#### What to work on:
Give the number of lines below that contain "发表意见", with no other output.

#### Supplied entries:
-------

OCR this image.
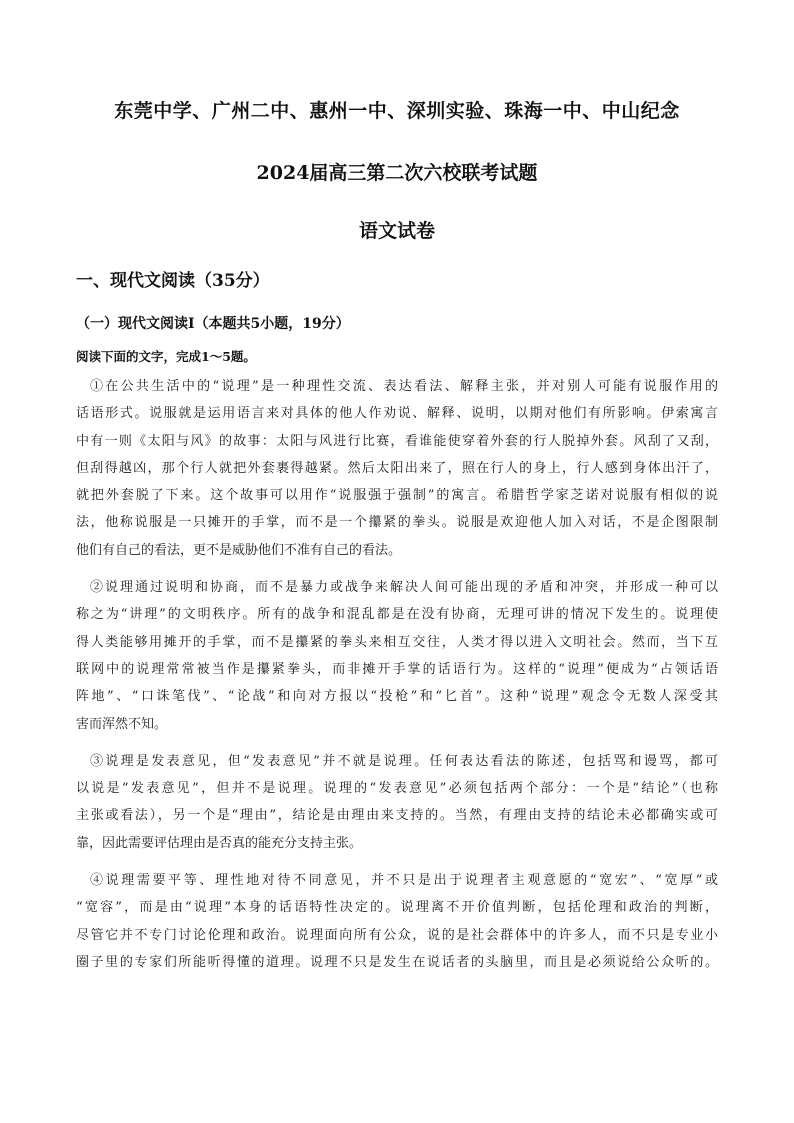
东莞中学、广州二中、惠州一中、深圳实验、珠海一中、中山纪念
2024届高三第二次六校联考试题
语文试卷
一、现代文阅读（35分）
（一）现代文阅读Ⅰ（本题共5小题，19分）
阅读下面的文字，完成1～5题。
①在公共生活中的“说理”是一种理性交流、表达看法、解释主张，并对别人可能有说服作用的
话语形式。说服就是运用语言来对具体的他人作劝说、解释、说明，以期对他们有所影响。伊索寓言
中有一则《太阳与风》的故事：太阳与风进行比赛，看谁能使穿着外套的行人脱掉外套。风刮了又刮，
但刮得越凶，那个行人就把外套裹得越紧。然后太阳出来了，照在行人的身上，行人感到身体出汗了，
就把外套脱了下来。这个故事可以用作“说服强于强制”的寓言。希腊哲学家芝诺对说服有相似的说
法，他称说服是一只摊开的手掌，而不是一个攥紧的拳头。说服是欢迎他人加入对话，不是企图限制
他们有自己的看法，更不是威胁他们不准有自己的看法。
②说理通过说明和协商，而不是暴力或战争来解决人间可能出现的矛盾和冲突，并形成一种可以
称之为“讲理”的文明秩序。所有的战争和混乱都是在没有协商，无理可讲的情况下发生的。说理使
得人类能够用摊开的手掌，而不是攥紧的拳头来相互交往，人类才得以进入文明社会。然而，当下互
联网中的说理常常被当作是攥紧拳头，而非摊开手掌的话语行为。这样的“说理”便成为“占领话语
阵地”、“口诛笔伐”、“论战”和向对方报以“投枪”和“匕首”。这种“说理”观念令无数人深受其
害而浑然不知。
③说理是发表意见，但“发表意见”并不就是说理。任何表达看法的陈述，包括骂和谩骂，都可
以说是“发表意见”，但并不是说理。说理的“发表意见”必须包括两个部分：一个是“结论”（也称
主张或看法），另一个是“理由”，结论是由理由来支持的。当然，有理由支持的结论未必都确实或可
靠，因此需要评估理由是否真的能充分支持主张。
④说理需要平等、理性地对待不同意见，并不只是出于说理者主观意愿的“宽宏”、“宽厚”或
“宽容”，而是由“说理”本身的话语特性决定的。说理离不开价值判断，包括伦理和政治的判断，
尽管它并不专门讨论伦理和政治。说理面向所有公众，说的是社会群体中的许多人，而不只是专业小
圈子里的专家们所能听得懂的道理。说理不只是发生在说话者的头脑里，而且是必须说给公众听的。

-------

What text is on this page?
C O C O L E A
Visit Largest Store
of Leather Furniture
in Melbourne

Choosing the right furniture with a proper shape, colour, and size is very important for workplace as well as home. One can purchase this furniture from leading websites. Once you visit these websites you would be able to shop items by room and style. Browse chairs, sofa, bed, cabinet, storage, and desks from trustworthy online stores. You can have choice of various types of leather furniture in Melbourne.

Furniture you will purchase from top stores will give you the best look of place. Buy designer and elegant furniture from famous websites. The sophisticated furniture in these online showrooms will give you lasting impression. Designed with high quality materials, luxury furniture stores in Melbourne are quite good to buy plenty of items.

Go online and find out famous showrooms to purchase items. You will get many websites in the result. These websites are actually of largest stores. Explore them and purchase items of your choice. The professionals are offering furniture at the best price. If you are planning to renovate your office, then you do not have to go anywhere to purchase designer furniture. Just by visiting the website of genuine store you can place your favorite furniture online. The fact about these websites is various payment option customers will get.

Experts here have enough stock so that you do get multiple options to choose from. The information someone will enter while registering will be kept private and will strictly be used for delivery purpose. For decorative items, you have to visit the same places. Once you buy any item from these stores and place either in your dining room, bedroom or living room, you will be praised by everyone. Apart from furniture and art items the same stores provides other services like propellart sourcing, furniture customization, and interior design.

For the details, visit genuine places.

-------

#### Result for this task:
2